Data entries:

::::

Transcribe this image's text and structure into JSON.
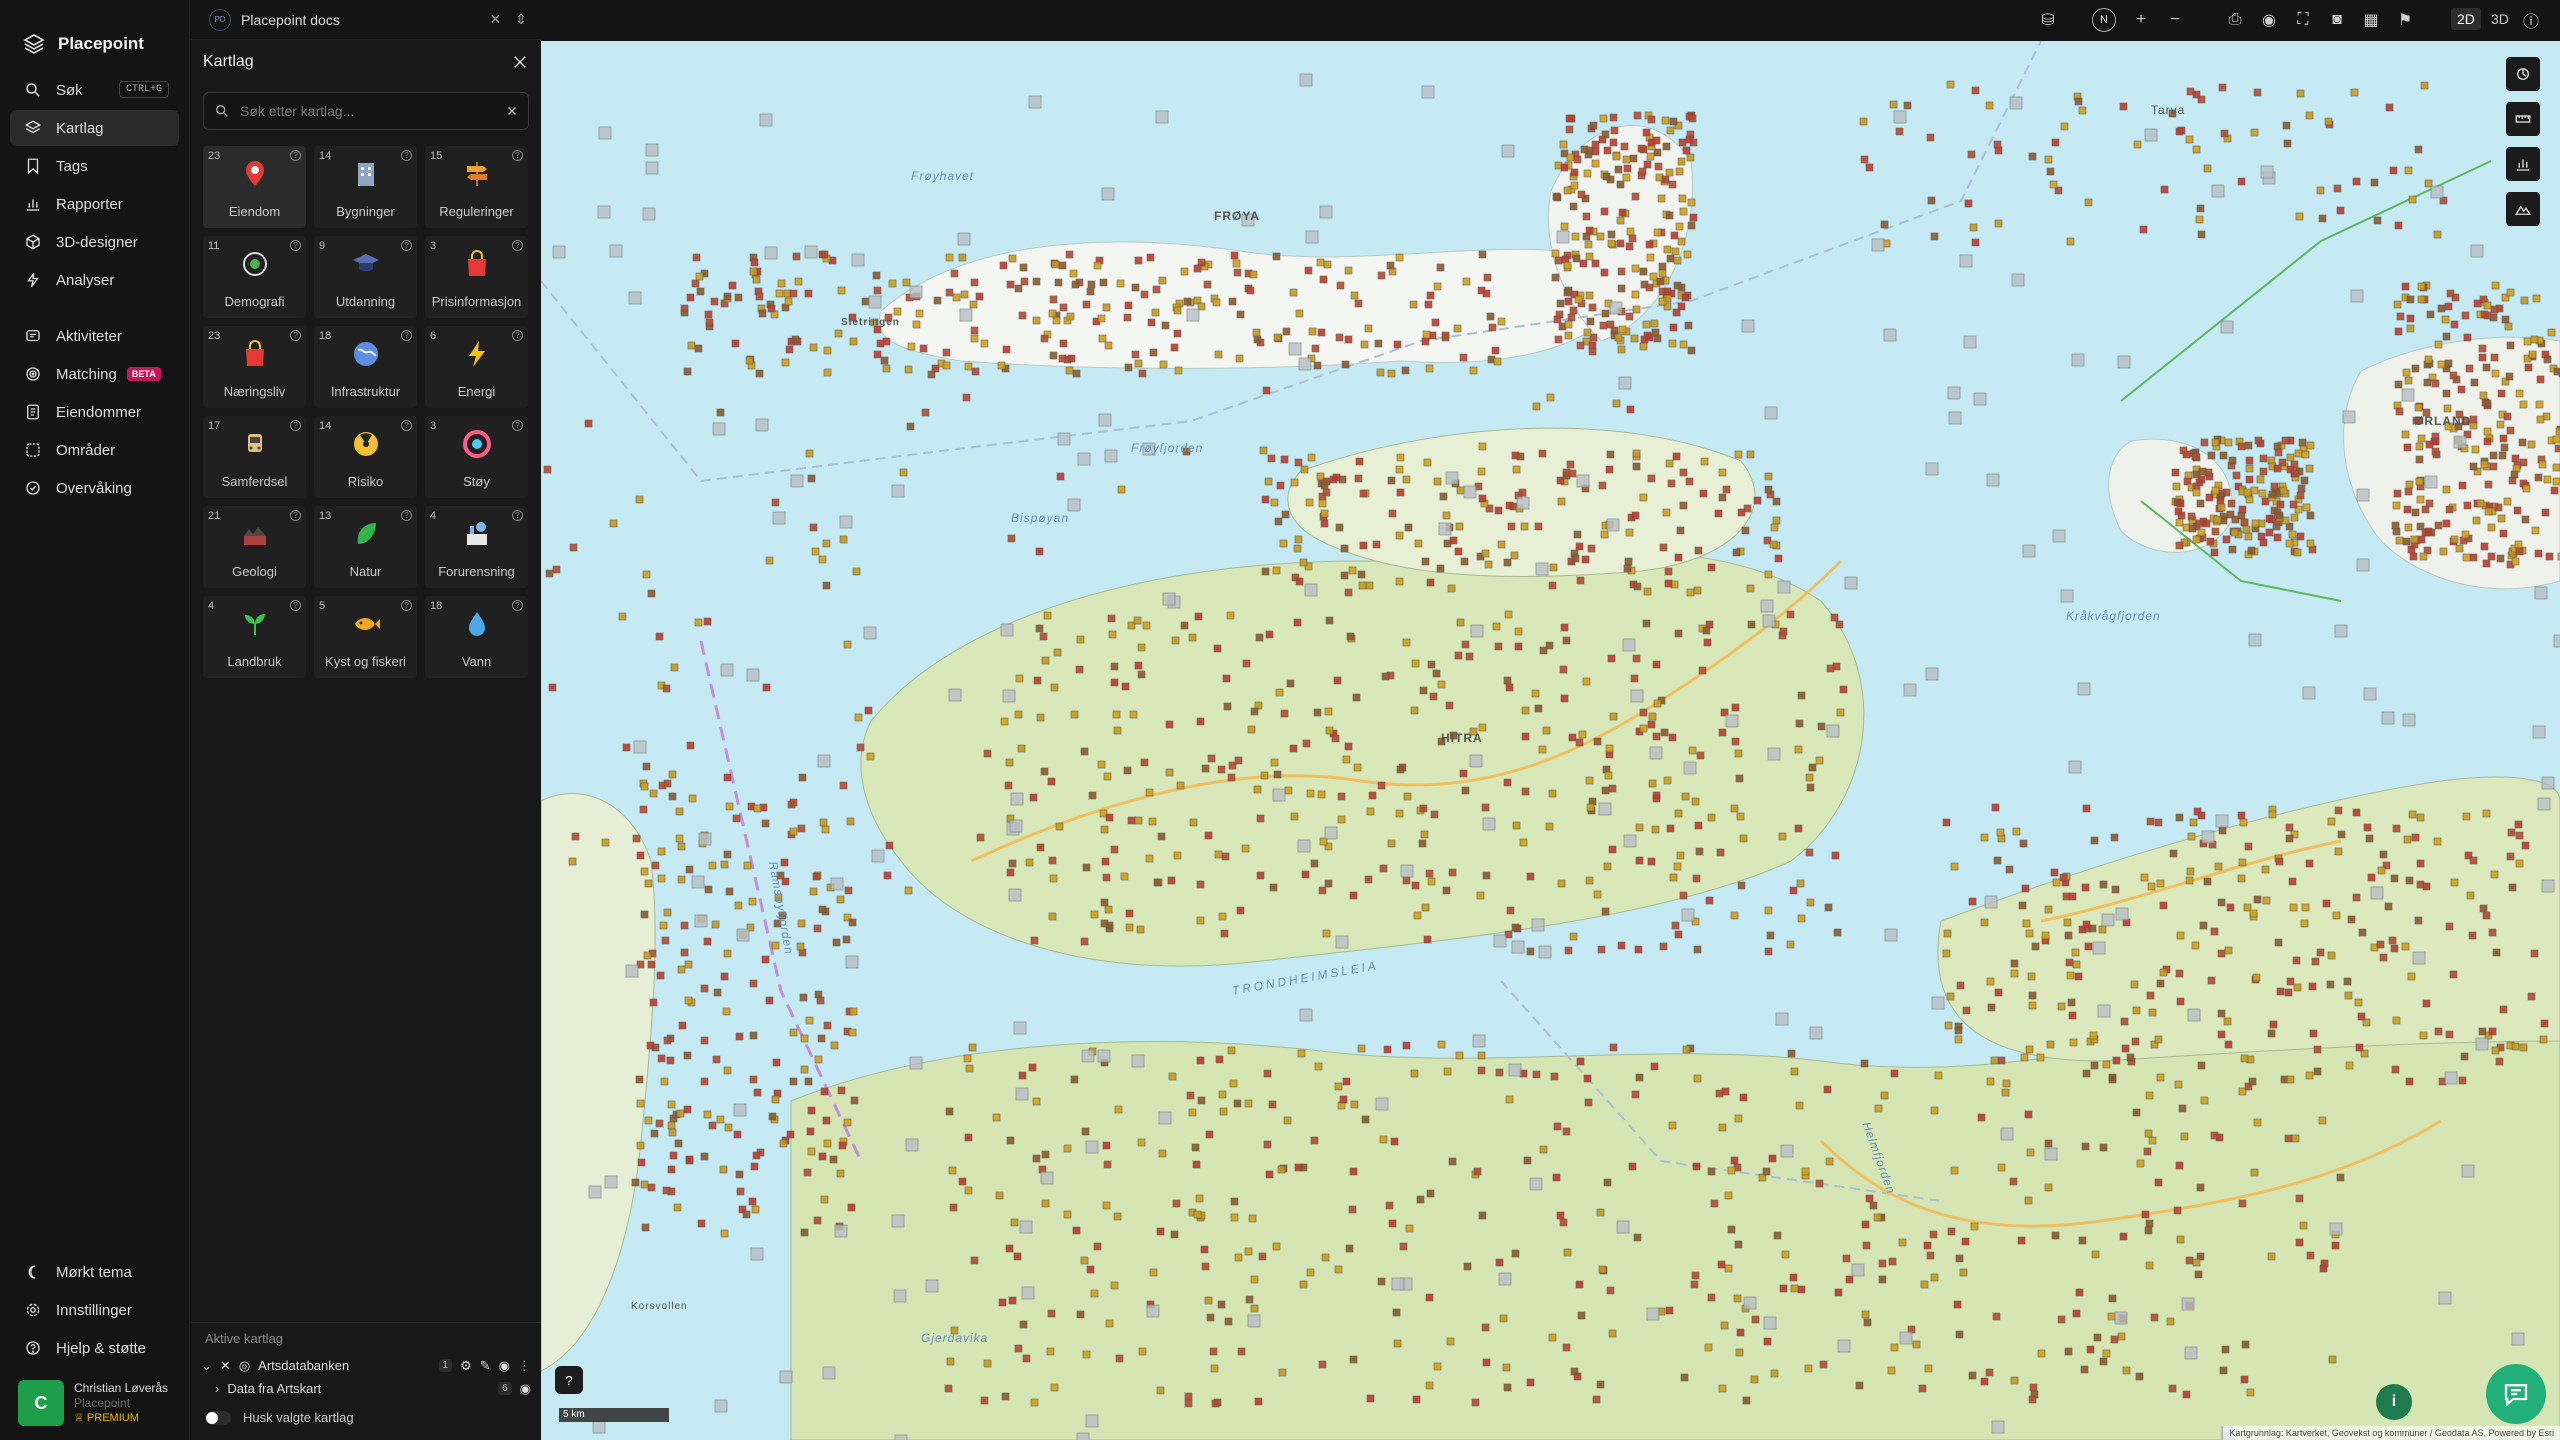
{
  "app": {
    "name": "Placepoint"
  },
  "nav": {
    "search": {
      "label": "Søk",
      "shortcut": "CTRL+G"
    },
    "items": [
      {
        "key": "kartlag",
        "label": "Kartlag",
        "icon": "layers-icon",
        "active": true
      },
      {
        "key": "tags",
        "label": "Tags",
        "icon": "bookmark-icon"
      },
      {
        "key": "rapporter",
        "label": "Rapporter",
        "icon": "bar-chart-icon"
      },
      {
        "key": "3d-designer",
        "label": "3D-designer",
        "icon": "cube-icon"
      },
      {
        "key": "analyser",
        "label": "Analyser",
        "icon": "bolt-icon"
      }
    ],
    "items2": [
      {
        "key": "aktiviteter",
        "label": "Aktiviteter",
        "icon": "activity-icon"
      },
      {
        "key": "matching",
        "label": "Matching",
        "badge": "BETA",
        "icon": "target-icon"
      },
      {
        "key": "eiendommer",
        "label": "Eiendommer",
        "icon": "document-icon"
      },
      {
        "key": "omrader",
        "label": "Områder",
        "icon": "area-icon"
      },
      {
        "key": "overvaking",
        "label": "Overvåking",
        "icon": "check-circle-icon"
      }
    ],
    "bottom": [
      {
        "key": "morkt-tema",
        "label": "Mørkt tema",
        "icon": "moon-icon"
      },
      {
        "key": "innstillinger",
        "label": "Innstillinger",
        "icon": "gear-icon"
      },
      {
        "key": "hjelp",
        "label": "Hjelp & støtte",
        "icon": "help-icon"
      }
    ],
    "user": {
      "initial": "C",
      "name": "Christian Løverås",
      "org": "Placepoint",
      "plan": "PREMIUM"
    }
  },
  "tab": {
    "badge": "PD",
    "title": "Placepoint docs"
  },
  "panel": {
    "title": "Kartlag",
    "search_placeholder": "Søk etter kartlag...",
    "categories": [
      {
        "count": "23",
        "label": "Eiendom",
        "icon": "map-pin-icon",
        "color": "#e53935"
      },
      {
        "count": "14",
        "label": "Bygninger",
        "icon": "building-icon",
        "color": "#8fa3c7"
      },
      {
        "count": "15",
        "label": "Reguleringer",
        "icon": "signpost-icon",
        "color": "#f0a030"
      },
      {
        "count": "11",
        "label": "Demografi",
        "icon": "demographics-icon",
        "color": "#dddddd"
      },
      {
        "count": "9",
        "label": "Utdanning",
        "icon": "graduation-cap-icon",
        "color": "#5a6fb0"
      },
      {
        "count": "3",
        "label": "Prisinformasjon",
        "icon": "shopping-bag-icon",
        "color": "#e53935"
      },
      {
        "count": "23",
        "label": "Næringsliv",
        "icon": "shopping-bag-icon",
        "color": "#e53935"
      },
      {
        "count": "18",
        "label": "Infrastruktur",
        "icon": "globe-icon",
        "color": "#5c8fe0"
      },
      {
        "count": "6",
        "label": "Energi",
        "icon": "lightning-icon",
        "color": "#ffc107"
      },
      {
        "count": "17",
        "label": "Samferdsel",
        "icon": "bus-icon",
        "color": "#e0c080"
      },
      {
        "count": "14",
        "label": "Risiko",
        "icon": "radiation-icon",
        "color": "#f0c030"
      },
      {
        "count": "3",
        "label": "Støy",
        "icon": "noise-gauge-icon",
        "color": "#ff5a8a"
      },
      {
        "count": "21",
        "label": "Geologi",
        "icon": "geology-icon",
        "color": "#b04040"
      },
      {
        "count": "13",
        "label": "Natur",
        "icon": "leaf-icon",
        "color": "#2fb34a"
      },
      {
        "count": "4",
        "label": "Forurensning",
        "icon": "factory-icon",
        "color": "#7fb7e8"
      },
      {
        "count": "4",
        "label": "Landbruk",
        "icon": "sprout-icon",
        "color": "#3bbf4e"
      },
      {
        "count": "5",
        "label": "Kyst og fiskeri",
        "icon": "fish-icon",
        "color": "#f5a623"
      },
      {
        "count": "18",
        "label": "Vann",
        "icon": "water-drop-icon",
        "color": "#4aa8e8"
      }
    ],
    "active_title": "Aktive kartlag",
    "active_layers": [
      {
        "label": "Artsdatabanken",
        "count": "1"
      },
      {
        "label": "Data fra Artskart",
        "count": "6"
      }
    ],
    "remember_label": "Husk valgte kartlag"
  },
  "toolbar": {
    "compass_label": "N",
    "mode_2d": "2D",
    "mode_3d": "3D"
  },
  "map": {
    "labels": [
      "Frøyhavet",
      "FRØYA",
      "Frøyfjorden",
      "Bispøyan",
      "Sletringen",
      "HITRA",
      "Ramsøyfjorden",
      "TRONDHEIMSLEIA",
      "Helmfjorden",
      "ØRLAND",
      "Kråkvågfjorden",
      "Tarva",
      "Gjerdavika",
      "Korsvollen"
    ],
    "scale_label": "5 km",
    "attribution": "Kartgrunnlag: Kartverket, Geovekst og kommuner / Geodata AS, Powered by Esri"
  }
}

::::

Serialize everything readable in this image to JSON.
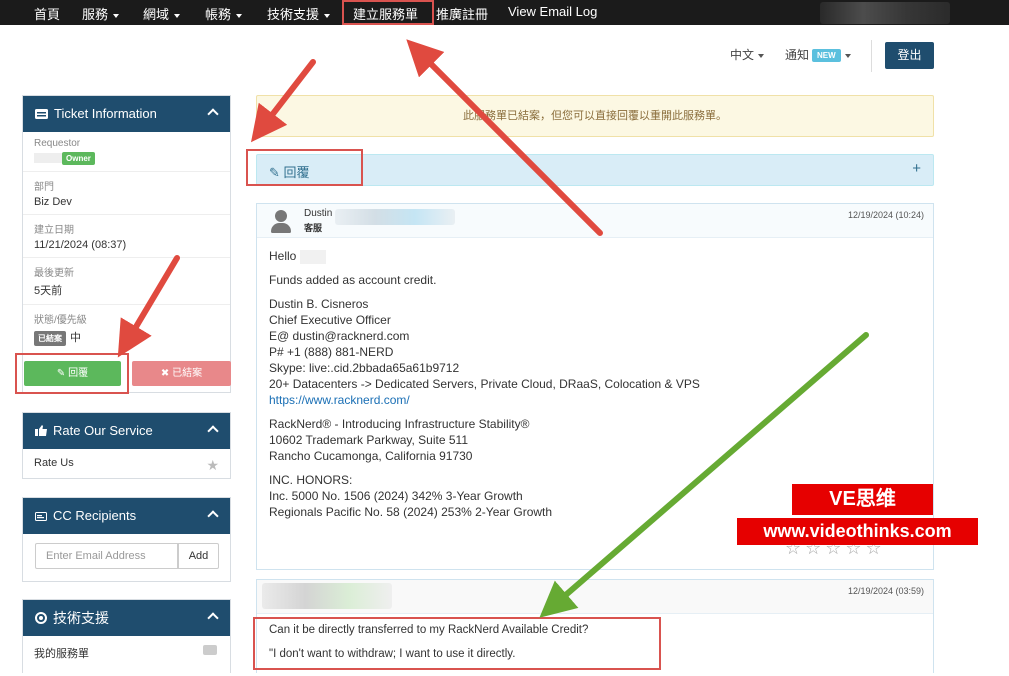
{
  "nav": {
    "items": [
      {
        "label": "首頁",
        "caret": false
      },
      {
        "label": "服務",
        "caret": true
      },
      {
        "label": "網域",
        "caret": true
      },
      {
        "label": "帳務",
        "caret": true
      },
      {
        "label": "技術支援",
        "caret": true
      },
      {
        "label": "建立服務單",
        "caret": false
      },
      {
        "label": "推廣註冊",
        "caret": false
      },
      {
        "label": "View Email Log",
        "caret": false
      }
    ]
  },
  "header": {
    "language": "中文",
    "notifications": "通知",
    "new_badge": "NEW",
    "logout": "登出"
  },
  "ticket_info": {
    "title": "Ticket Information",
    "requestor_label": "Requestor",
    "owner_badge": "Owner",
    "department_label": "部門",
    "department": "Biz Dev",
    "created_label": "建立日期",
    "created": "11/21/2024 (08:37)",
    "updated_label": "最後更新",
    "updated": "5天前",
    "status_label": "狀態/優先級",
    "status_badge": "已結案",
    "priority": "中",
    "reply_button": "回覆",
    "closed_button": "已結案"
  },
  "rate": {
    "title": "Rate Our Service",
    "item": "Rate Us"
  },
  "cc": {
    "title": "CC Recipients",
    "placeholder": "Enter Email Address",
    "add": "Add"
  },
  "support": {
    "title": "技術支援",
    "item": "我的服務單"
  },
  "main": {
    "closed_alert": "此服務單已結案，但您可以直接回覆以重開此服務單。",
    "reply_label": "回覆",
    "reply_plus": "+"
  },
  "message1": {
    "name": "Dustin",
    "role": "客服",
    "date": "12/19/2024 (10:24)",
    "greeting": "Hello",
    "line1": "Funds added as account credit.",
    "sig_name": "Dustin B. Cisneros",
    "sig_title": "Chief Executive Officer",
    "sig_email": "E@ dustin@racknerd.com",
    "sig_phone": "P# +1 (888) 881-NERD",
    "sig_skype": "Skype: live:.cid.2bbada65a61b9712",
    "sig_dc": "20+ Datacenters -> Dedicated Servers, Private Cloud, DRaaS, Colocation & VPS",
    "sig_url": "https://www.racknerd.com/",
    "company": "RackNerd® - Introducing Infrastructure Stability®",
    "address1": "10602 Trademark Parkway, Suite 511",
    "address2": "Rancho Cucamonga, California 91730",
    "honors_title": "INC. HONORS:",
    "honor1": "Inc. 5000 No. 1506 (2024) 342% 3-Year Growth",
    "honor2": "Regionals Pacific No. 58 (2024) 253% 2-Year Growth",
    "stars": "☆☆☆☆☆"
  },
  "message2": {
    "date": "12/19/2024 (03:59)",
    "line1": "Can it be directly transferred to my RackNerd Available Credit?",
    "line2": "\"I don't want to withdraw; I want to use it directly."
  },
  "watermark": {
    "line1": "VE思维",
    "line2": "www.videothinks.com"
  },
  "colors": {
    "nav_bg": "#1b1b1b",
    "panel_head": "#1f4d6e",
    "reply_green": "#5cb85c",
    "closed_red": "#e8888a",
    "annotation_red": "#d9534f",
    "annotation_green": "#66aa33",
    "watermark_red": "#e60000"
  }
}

::::

Exercise brief: Indicate how many lines of the material contain the string "Placepoint", giving the number and nothing more.

Result for this exercise: 3